> [Given task]: Say how many lines include the word "Lehrlingswerkstätten", using only a number.

Items listed in a dataset
^^^^^^^^

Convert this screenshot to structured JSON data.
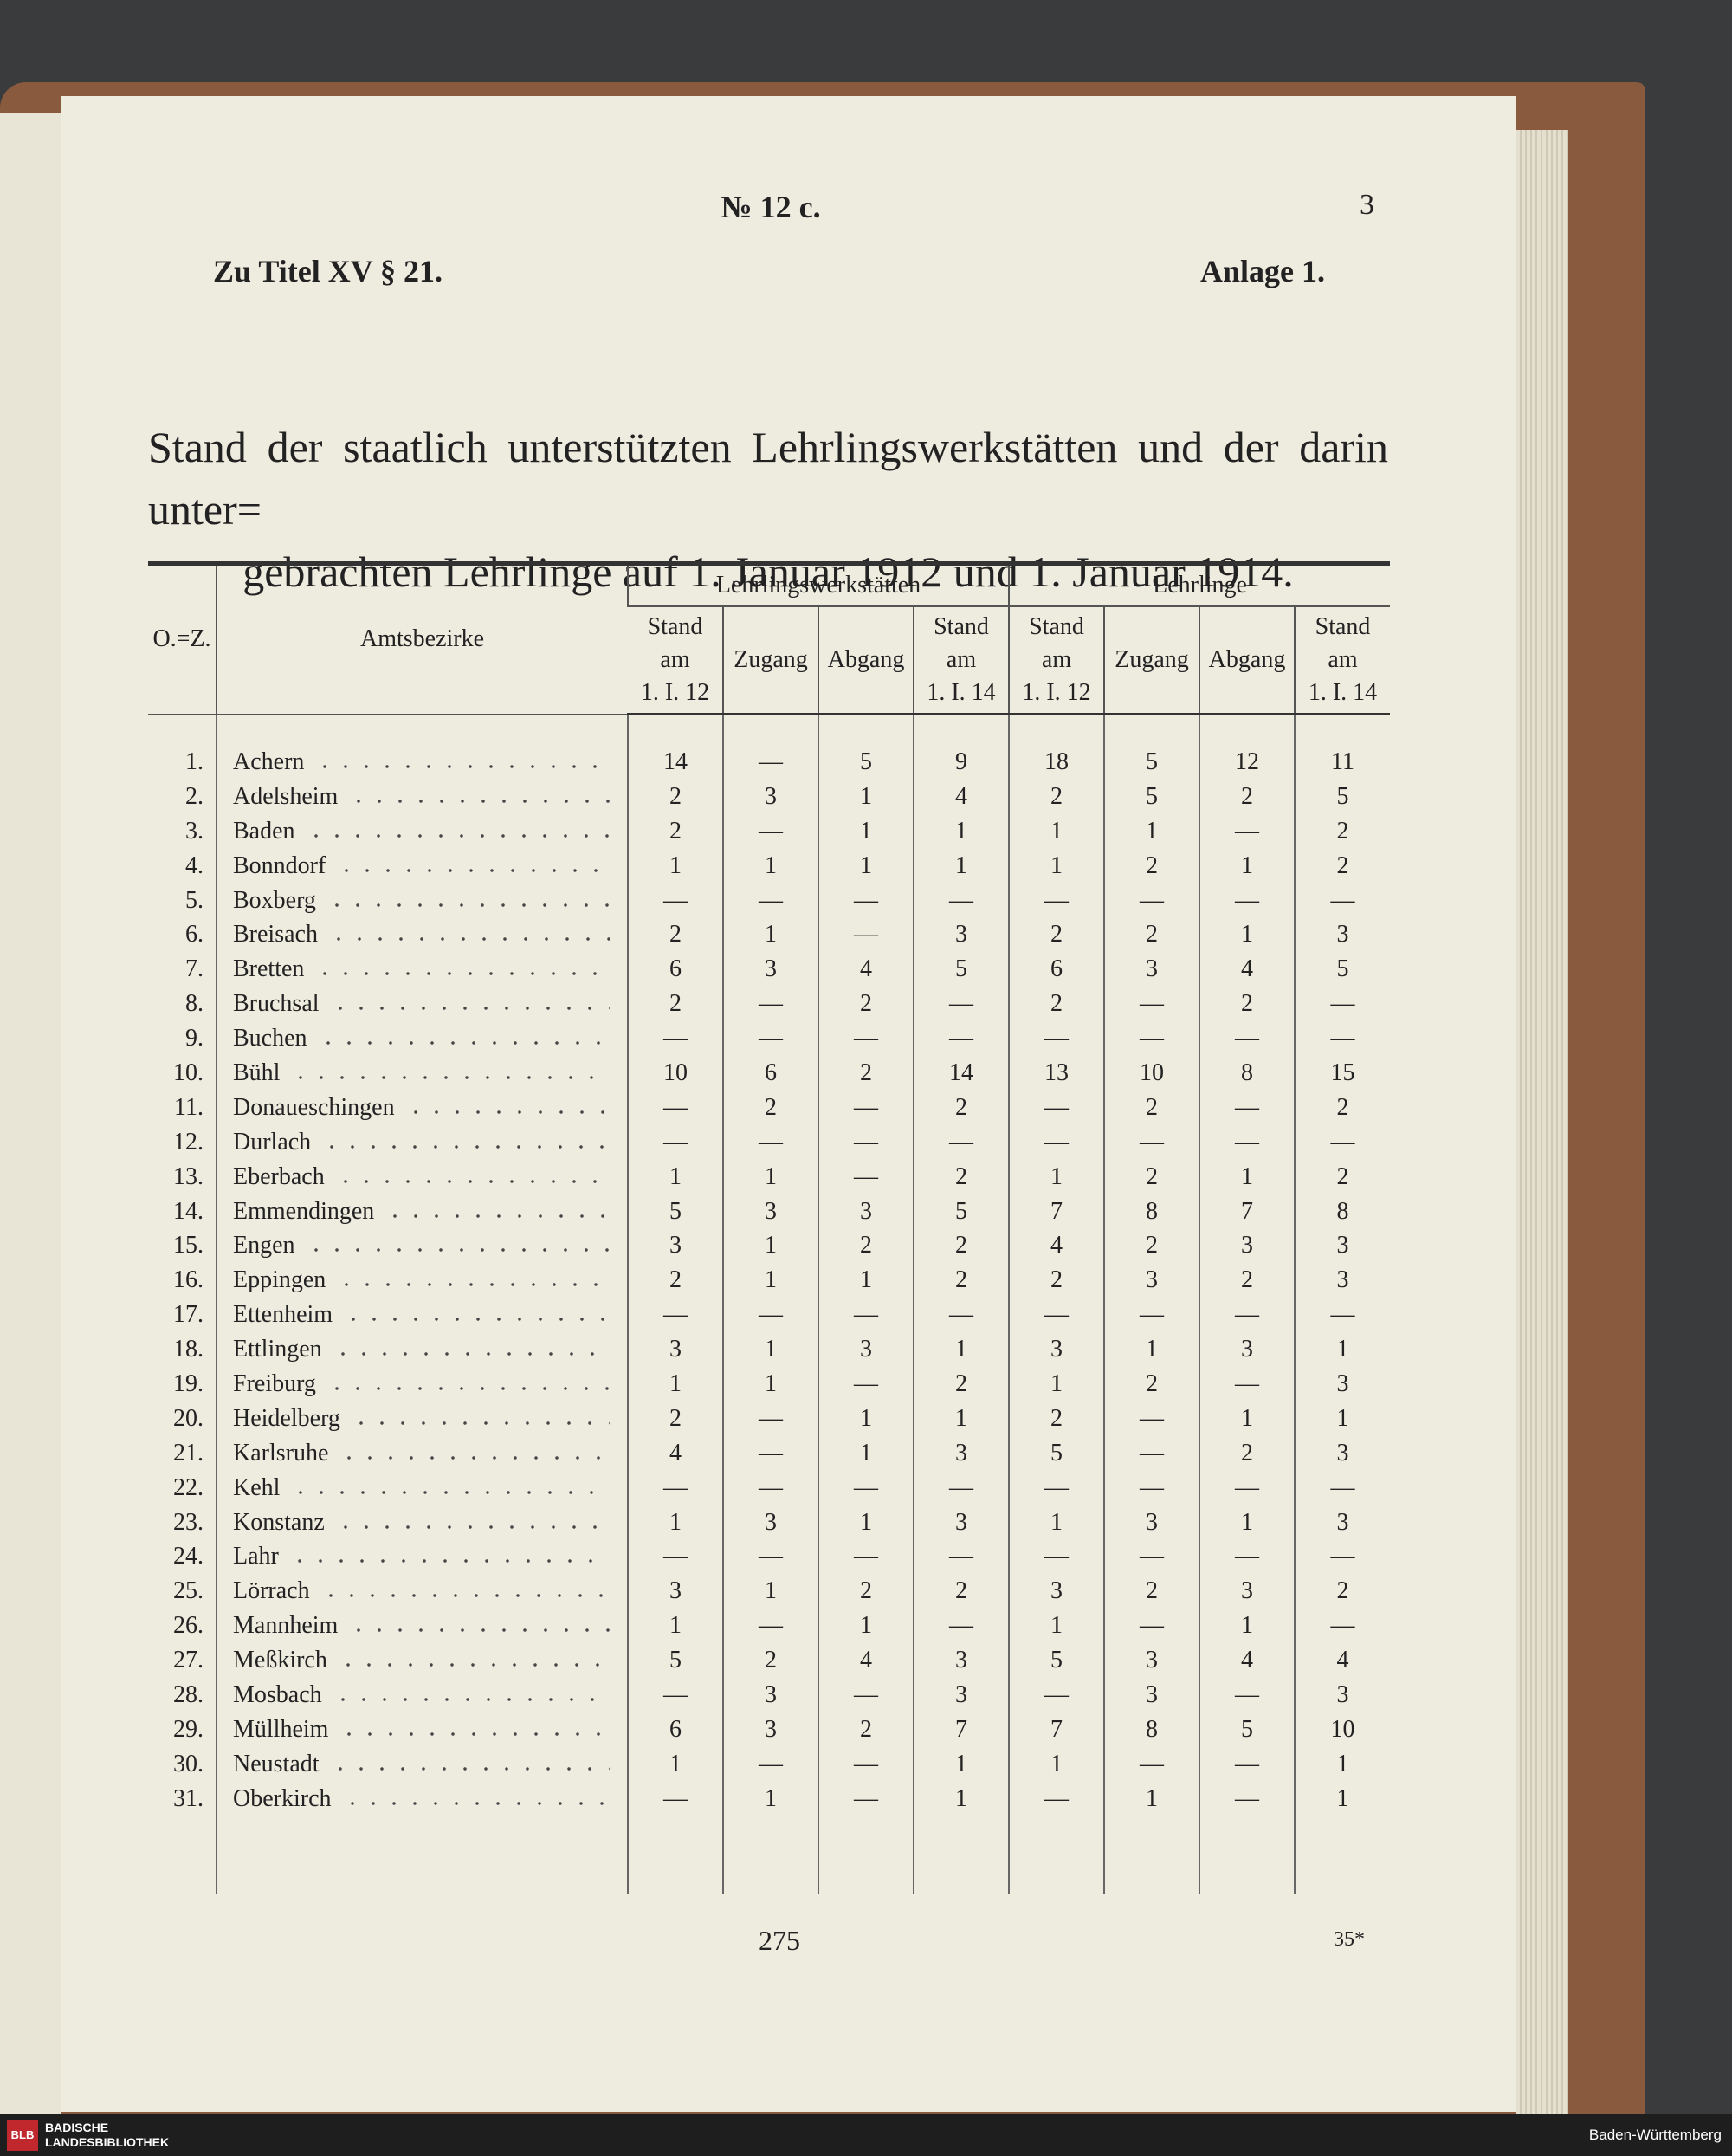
{
  "header": {
    "page_label": "№ 12 c.",
    "page_number": "3",
    "left_note": "Zu Titel XV § 21.",
    "right_note": "Anlage 1."
  },
  "title": [
    "Stand der staatlich unterstützten Lehrlingswerkstätten und der darin unter=",
    "gebrachten Lehrlinge auf 1. Januar 1912 und 1. Januar 1914."
  ],
  "table": {
    "number_header": "O.=Z.",
    "district_header": "Amtsbezirke",
    "groups": [
      "Lehrlingswerkstätten",
      "Lehrlinge"
    ],
    "subheaders": [
      [
        "Stand",
        "am",
        "1. I. 12"
      ],
      [
        "Zugang"
      ],
      [
        "Abgang"
      ],
      [
        "Stand",
        "am",
        "1. I. 14"
      ],
      [
        "Stand",
        "am",
        "1. I. 12"
      ],
      [
        "Zugang"
      ],
      [
        "Abgang"
      ],
      [
        "Stand",
        "am",
        "1. I. 14"
      ]
    ],
    "rows": [
      [
        "1.",
        "Achern",
        14,
        "—",
        5,
        9,
        18,
        5,
        12,
        11
      ],
      [
        "2.",
        "Adelsheim",
        2,
        3,
        1,
        4,
        2,
        5,
        2,
        5
      ],
      [
        "3.",
        "Baden",
        2,
        "—",
        1,
        1,
        1,
        1,
        "—",
        2
      ],
      [
        "4.",
        "Bonndorf",
        1,
        1,
        1,
        1,
        1,
        2,
        1,
        2
      ],
      [
        "5.",
        "Boxberg",
        "—",
        "—",
        "—",
        "—",
        "—",
        "—",
        "—",
        "—"
      ],
      [
        "6.",
        "Breisach",
        2,
        1,
        "—",
        3,
        2,
        2,
        1,
        3
      ],
      [
        "7.",
        "Bretten",
        6,
        3,
        4,
        5,
        6,
        3,
        4,
        5
      ],
      [
        "8.",
        "Bruchsal",
        2,
        "—",
        2,
        "—",
        2,
        "—",
        2,
        "—"
      ],
      [
        "9.",
        "Buchen",
        "—",
        "—",
        "—",
        "—",
        "—",
        "—",
        "—",
        "—"
      ],
      [
        "10.",
        "Bühl",
        10,
        6,
        2,
        14,
        13,
        10,
        8,
        15
      ],
      [
        "11.",
        "Donaueschingen",
        "—",
        2,
        "—",
        2,
        "—",
        2,
        "—",
        2
      ],
      [
        "12.",
        "Durlach",
        "—",
        "—",
        "—",
        "—",
        "—",
        "—",
        "—",
        "—"
      ],
      [
        "13.",
        "Eberbach",
        1,
        1,
        "—",
        2,
        1,
        2,
        1,
        2
      ],
      [
        "14.",
        "Emmendingen",
        5,
        3,
        3,
        5,
        7,
        8,
        7,
        8
      ],
      [
        "15.",
        "Engen",
        3,
        1,
        2,
        2,
        4,
        2,
        3,
        3
      ],
      [
        "16.",
        "Eppingen",
        2,
        1,
        1,
        2,
        2,
        3,
        2,
        3
      ],
      [
        "17.",
        "Ettenheim",
        "—",
        "—",
        "—",
        "—",
        "—",
        "—",
        "—",
        "—"
      ],
      [
        "18.",
        "Ettlingen",
        3,
        1,
        3,
        1,
        3,
        1,
        3,
        1
      ],
      [
        "19.",
        "Freiburg",
        1,
        1,
        "—",
        2,
        1,
        2,
        "—",
        3
      ],
      [
        "20.",
        "Heidelberg",
        2,
        "—",
        1,
        1,
        2,
        "—",
        1,
        1
      ],
      [
        "21.",
        "Karlsruhe",
        4,
        "—",
        1,
        3,
        5,
        "—",
        2,
        3
      ],
      [
        "22.",
        "Kehl",
        "—",
        "—",
        "—",
        "—",
        "—",
        "—",
        "—",
        "—"
      ],
      [
        "23.",
        "Konstanz",
        1,
        3,
        1,
        3,
        1,
        3,
        1,
        3
      ],
      [
        "24.",
        "Lahr",
        "—",
        "—",
        "—",
        "—",
        "—",
        "—",
        "—",
        "—"
      ],
      [
        "25.",
        "Lörrach",
        3,
        1,
        2,
        2,
        3,
        2,
        3,
        2
      ],
      [
        "26.",
        "Mannheim",
        1,
        "—",
        1,
        "—",
        1,
        "—",
        1,
        "—"
      ],
      [
        "27.",
        "Meßkirch",
        5,
        2,
        4,
        3,
        5,
        3,
        4,
        4
      ],
      [
        "28.",
        "Mosbach",
        "—",
        3,
        "—",
        3,
        "—",
        3,
        "—",
        3
      ],
      [
        "29.",
        "Müllheim",
        6,
        3,
        2,
        7,
        7,
        8,
        5,
        10
      ],
      [
        "30.",
        "Neustadt",
        1,
        "—",
        "—",
        1,
        1,
        "—",
        "—",
        1
      ],
      [
        "31.",
        "Oberkirch",
        "—",
        1,
        "—",
        1,
        "—",
        1,
        "—",
        1
      ]
    ]
  },
  "footer": {
    "page": "275",
    "signature": "35*"
  },
  "bar": {
    "logo": "BLB",
    "library": "BADISCHE LANDESBIBLIOTHEK",
    "region": "Baden-Württemberg"
  }
}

^^^^^^^^

> [Problem solution]: 2